[START INPUT FOR THIS TASK]

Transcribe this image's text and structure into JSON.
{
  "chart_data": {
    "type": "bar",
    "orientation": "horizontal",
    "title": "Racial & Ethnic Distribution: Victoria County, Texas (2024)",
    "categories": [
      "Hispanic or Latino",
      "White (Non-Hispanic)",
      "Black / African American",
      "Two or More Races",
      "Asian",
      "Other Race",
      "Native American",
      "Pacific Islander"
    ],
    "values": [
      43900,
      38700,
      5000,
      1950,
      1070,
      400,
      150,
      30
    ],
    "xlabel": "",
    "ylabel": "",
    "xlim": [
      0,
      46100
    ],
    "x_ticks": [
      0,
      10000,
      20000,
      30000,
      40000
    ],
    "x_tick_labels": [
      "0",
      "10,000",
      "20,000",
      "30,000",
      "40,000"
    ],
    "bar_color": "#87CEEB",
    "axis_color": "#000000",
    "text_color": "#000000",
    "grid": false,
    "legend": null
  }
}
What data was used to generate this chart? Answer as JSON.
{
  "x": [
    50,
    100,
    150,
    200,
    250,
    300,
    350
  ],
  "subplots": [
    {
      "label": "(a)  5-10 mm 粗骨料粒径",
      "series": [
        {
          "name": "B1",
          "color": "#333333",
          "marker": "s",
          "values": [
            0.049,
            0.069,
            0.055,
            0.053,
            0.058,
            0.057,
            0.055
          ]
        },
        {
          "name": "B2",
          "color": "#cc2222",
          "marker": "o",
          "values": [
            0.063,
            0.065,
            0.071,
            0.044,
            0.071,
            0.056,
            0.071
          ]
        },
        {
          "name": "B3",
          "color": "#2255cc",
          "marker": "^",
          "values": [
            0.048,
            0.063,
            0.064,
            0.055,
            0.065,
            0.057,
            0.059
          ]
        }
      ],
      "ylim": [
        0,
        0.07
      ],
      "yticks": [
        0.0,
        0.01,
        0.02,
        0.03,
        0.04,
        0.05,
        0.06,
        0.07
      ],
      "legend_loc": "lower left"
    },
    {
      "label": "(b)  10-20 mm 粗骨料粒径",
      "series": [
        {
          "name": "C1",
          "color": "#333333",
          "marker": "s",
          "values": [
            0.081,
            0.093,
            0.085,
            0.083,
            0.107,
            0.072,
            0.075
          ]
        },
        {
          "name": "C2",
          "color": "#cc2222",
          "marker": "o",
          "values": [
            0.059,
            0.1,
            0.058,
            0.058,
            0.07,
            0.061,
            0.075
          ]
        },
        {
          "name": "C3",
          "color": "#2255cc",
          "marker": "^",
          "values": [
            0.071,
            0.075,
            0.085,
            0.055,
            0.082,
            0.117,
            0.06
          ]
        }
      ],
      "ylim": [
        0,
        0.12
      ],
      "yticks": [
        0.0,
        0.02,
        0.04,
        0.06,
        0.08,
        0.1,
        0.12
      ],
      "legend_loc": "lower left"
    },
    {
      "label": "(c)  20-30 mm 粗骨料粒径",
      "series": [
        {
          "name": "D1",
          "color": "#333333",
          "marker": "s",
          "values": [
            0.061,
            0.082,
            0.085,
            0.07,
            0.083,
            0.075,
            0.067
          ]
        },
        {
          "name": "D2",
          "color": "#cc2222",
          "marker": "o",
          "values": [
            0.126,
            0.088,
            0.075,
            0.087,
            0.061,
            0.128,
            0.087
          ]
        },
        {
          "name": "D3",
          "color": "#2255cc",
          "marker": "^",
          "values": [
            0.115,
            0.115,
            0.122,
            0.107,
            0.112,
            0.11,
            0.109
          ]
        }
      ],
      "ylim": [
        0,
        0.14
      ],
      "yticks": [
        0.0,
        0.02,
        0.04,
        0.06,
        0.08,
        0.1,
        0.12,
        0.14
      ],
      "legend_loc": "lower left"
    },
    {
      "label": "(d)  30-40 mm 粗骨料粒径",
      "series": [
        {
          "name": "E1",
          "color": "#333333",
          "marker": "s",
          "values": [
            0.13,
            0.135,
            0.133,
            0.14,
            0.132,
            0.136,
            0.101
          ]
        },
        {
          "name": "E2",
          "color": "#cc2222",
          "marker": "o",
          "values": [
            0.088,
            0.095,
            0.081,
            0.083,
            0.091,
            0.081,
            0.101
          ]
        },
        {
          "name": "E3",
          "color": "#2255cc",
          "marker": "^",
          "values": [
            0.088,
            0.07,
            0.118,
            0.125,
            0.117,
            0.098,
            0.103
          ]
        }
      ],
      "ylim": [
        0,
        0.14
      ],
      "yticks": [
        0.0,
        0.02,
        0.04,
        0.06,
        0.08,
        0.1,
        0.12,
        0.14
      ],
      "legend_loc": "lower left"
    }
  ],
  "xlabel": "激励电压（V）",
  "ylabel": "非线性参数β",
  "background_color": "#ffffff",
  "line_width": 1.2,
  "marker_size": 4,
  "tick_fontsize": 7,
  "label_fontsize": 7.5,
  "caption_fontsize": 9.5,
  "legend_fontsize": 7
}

[END INPUT FOR THIS TASK]

WRITTEN REQUEST.
Retype the material above, line by line, exactly.

RESULT FOR THIS EXERCISE.
Transcribe this image's text and structure into JSON.
{
  "chart_data": {
    "type": "bar",
    "orientation": "horizontal",
    "title": "Racial & Ethnic Distribution: Victoria County, Texas (2024)",
    "categories": [
      "Hispanic or Latino",
      "White (Non-Hispanic)",
      "Black / African American",
      "Two or More Races",
      "Asian",
      "Other Race",
      "Native American",
      "Pacific Islander"
    ],
    "values": [
      43900,
      38700,
      5000,
      1950,
      1070,
      400,
      150,
      30
    ],
    "xlabel": "",
    "ylabel": "",
    "xlim": [
      0,
      46100
    ],
    "x_ticks": [
      0,
      10000,
      20000,
      30000,
      40000
    ],
    "x_tick_labels": [
      "0",
      "10,000",
      "20,000",
      "30,000",
      "40,000"
    ],
    "bar_color": "#87CEEB",
    "axis_color": "#000000",
    "text_color": "#000000",
    "grid": false,
    "legend": null
  }
}
What data was used to generate this chart? Answer as JSON.
{
  "x": [
    50,
    100,
    150,
    200,
    250,
    300,
    350
  ],
  "subplots": [
    {
      "label": "(a)  5-10 mm 粗骨料粒径",
      "series": [
        {
          "name": "B1",
          "color": "#333333",
          "marker": "s",
          "values": [
            0.049,
            0.069,
            0.055,
            0.053,
            0.058,
            0.057,
            0.055
          ]
        },
        {
          "name": "B2",
          "color": "#cc2222",
          "marker": "o",
          "values": [
            0.063,
            0.065,
            0.071,
            0.044,
            0.071,
            0.056,
            0.071
          ]
        },
        {
          "name": "B3",
          "color": "#2255cc",
          "marker": "^",
          "values": [
            0.048,
            0.063,
            0.064,
            0.055,
            0.065,
            0.057,
            0.059
          ]
        }
      ],
      "ylim": [
        0,
        0.07
      ],
      "yticks": [
        0.0,
        0.01,
        0.02,
        0.03,
        0.04,
        0.05,
        0.06,
        0.07
      ],
      "legend_loc": "lower left"
    },
    {
      "label": "(b)  10-20 mm 粗骨料粒径",
      "series": [
        {
          "name": "C1",
          "color": "#333333",
          "marker": "s",
          "values": [
            0.081,
            0.093,
            0.085,
            0.083,
            0.107,
            0.072,
            0.075
          ]
        },
        {
          "name": "C2",
          "color": "#cc2222",
          "marker": "o",
          "values": [
            0.059,
            0.1,
            0.058,
            0.058,
            0.07,
            0.061,
            0.075
          ]
        },
        {
          "name": "C3",
          "color": "#2255cc",
          "marker": "^",
          "values": [
            0.071,
            0.075,
            0.085,
            0.055,
            0.082,
            0.117,
            0.06
          ]
        }
      ],
      "ylim": [
        0,
        0.12
      ],
      "yticks": [
        0.0,
        0.02,
        0.04,
        0.06,
        0.08,
        0.1,
        0.12
      ],
      "legend_loc": "lower left"
    },
    {
      "label": "(c)  20-30 mm 粗骨料粒径",
      "series": [
        {
          "name": "D1",
          "color": "#333333",
          "marker": "s",
          "values": [
            0.061,
            0.082,
            0.085,
            0.07,
            0.083,
            0.075,
            0.067
          ]
        },
        {
          "name": "D2",
          "color": "#cc2222",
          "marker": "o",
          "values": [
            0.126,
            0.088,
            0.075,
            0.087,
            0.061,
            0.128,
            0.087
          ]
        },
        {
          "name": "D3",
          "color": "#2255cc",
          "marker": "^",
          "values": [
            0.115,
            0.115,
            0.122,
            0.107,
            0.112,
            0.11,
            0.109
          ]
        }
      ],
      "ylim": [
        0,
        0.14
      ],
      "yticks": [
        0.0,
        0.02,
        0.04,
        0.06,
        0.08,
        0.1,
        0.12,
        0.14
      ],
      "legend_loc": "lower left"
    },
    {
      "label": "(d)  30-40 mm 粗骨料粒径",
      "series": [
        {
          "name": "E1",
          "color": "#333333",
          "marker": "s",
          "values": [
            0.13,
            0.135,
            0.133,
            0.14,
            0.132,
            0.136,
            0.101
          ]
        },
        {
          "name": "E2",
          "color": "#cc2222",
          "marker": "o",
          "values": [
            0.088,
            0.095,
            0.081,
            0.083,
            0.091,
            0.081,
            0.101
          ]
        },
        {
          "name": "E3",
          "color": "#2255cc",
          "marker": "^",
          "values": [
            0.088,
            0.07,
            0.118,
            0.125,
            0.117,
            0.098,
            0.103
          ]
        }
      ],
      "ylim": [
        0,
        0.14
      ],
      "yticks": [
        0.0,
        0.02,
        0.04,
        0.06,
        0.08,
        0.1,
        0.12,
        0.14
      ],
      "legend_loc": "lower left"
    }
  ],
  "xlabel": "激励电压（V）",
  "ylabel": "非线性参数β",
  "background_color": "#ffffff",
  "line_width": 1.2,
  "marker_size": 4,
  "tick_fontsize": 7,
  "label_fontsize": 7.5,
  "caption_fontsize": 9.5,
  "legend_fontsize": 7
}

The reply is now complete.